__Direction__.
Look through the data and write out every line with the word "Saltwater" in it.
::: Stored records :::
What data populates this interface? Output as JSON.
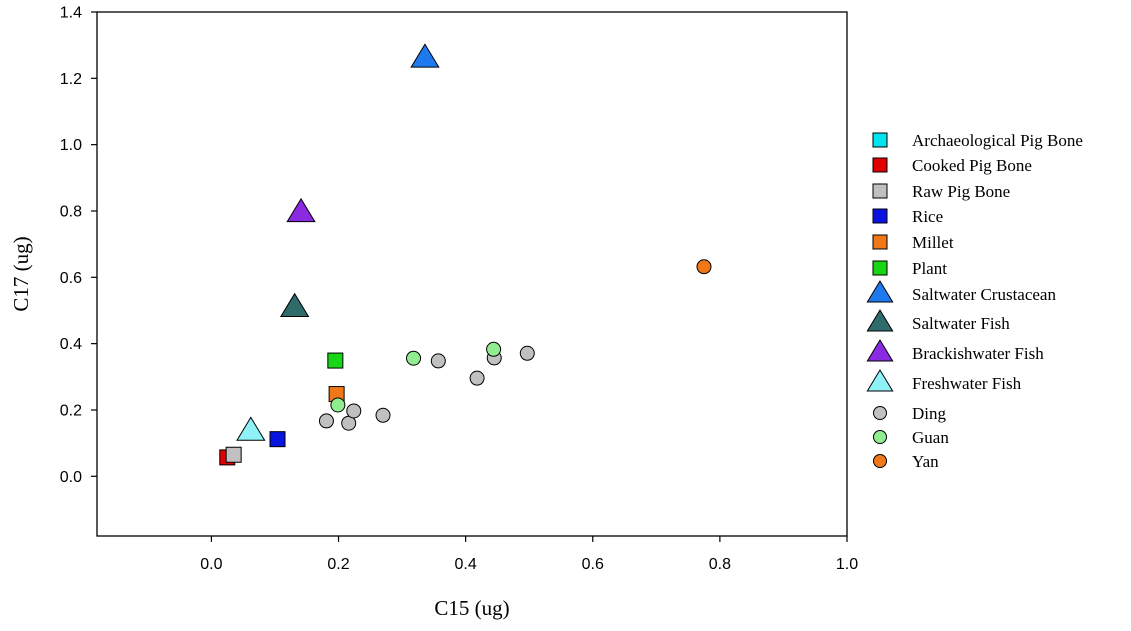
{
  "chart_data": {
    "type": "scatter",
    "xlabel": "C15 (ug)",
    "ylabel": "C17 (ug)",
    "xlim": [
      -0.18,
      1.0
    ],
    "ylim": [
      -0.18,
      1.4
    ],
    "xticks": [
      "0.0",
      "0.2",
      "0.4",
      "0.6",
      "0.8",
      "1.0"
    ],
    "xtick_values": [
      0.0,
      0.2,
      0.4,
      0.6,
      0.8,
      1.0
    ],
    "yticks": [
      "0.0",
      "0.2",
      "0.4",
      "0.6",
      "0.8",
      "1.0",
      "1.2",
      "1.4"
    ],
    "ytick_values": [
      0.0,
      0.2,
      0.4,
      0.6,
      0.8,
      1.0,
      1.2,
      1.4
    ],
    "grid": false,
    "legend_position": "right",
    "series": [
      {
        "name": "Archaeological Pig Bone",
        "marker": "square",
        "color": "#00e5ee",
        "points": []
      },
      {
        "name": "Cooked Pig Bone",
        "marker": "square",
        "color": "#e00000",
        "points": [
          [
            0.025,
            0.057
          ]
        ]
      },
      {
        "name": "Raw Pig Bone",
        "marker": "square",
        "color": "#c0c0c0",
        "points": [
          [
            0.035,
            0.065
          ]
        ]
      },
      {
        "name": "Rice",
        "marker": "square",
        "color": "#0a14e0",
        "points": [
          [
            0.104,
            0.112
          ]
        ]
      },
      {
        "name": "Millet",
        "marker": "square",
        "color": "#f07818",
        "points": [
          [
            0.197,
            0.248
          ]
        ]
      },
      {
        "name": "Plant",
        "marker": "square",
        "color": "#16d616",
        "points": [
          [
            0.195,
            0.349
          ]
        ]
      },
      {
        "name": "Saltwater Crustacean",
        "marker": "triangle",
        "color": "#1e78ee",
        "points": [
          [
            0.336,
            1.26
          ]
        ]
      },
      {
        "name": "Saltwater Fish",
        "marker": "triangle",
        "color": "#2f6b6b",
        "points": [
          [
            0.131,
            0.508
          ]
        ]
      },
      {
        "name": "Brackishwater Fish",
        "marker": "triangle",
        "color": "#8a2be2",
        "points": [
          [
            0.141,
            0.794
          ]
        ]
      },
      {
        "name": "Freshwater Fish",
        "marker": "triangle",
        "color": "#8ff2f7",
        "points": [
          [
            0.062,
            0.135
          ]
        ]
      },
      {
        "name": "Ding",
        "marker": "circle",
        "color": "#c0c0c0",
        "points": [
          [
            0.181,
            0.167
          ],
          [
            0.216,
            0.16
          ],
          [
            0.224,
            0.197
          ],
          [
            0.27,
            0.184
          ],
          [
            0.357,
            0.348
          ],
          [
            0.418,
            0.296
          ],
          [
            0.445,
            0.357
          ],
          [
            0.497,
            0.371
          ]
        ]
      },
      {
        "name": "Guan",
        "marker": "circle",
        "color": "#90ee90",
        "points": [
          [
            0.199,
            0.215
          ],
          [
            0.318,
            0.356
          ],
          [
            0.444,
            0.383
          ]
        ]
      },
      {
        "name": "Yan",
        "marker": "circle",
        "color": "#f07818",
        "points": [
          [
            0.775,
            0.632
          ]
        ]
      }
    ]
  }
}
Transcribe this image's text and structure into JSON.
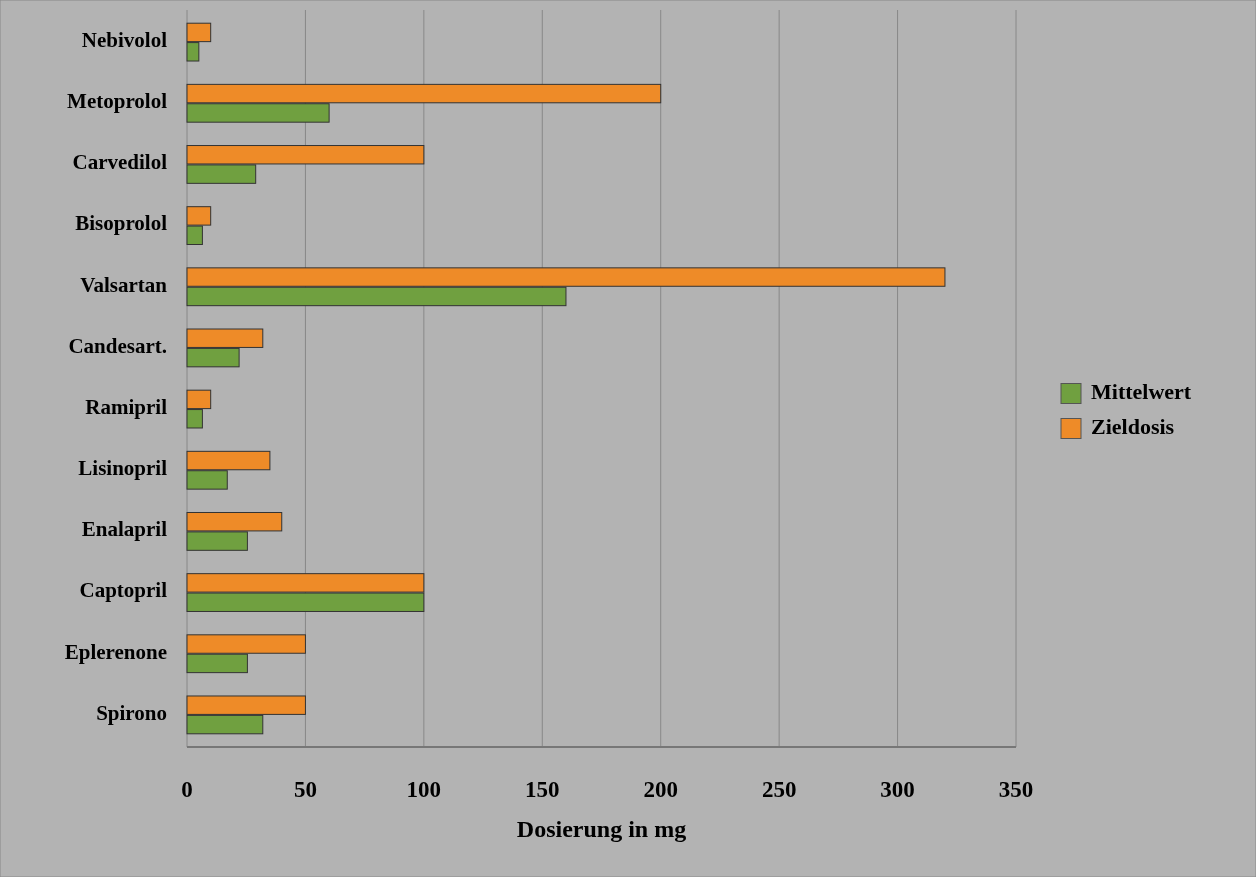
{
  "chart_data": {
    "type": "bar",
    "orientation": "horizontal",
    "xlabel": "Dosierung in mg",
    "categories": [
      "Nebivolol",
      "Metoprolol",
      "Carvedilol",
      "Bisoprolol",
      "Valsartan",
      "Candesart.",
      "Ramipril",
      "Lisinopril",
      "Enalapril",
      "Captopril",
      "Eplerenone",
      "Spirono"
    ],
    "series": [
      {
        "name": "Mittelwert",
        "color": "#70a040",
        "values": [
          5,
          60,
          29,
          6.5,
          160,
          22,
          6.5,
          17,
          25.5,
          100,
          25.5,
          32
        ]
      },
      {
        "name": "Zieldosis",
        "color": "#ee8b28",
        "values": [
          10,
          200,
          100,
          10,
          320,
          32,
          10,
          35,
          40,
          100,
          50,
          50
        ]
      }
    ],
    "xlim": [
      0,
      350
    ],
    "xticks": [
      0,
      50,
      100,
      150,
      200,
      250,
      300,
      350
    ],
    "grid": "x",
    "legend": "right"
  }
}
:::
::: Stored records :::
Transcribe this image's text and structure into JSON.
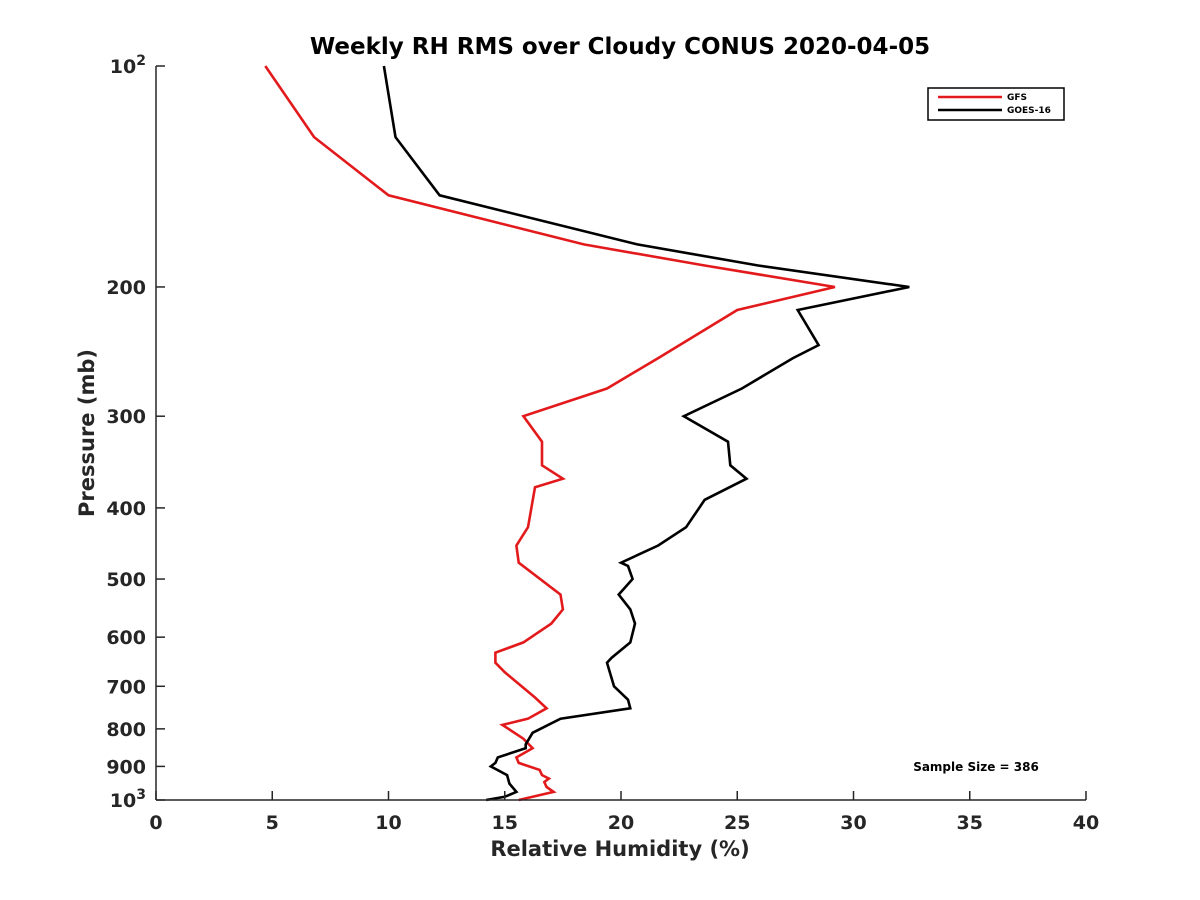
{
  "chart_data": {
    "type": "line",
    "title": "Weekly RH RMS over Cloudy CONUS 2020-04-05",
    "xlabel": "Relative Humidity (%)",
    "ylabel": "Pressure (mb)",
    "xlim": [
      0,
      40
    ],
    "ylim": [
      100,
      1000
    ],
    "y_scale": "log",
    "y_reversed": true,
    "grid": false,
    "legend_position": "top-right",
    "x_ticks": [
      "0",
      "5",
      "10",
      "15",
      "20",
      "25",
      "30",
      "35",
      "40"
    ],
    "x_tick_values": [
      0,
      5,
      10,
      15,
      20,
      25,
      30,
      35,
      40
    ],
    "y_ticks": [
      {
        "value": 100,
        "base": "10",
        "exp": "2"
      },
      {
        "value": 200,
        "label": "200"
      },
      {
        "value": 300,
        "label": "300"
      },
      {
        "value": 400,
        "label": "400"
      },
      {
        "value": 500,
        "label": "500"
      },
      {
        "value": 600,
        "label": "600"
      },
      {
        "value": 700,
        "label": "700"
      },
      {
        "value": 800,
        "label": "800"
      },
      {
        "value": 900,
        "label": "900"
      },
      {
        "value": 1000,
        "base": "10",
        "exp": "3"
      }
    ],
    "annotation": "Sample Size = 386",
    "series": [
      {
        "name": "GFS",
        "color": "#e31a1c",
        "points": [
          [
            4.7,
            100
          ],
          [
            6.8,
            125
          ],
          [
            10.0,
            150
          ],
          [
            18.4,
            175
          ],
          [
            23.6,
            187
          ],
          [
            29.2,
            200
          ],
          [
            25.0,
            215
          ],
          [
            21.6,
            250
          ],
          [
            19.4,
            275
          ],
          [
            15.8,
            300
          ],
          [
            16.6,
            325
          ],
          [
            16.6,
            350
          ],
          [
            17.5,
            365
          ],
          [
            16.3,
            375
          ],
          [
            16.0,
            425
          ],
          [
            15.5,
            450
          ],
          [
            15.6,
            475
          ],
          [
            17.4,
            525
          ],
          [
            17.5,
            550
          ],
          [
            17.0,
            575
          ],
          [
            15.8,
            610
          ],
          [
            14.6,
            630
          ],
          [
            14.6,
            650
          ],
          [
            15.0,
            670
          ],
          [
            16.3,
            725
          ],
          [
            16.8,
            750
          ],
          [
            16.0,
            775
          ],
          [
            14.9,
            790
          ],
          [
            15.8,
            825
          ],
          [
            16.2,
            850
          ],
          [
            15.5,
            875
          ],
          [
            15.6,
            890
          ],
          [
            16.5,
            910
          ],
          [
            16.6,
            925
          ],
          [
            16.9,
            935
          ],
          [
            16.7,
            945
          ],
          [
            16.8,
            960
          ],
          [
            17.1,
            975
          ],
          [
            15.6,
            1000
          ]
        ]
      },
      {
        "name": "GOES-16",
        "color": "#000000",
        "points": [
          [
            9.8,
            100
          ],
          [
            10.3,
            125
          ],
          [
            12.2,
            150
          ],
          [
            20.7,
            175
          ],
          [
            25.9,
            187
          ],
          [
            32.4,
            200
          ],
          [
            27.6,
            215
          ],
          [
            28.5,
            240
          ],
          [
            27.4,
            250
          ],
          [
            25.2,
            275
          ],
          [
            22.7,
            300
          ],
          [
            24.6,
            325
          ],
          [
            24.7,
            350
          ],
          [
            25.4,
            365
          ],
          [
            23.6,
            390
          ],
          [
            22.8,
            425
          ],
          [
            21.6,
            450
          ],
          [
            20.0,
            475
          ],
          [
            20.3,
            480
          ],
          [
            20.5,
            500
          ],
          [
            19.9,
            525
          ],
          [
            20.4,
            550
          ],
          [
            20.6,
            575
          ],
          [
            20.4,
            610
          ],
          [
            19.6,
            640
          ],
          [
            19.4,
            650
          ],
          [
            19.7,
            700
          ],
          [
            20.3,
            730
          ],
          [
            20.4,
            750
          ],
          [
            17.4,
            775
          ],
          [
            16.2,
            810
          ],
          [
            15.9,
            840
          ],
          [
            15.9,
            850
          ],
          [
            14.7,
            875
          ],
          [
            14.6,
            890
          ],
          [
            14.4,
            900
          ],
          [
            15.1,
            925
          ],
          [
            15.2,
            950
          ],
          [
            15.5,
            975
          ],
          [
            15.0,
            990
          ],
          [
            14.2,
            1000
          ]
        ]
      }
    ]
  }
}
:::
__Exercise output__.
        "name": "Saltwater Crustacean",
        "name": "Saltwater Fish",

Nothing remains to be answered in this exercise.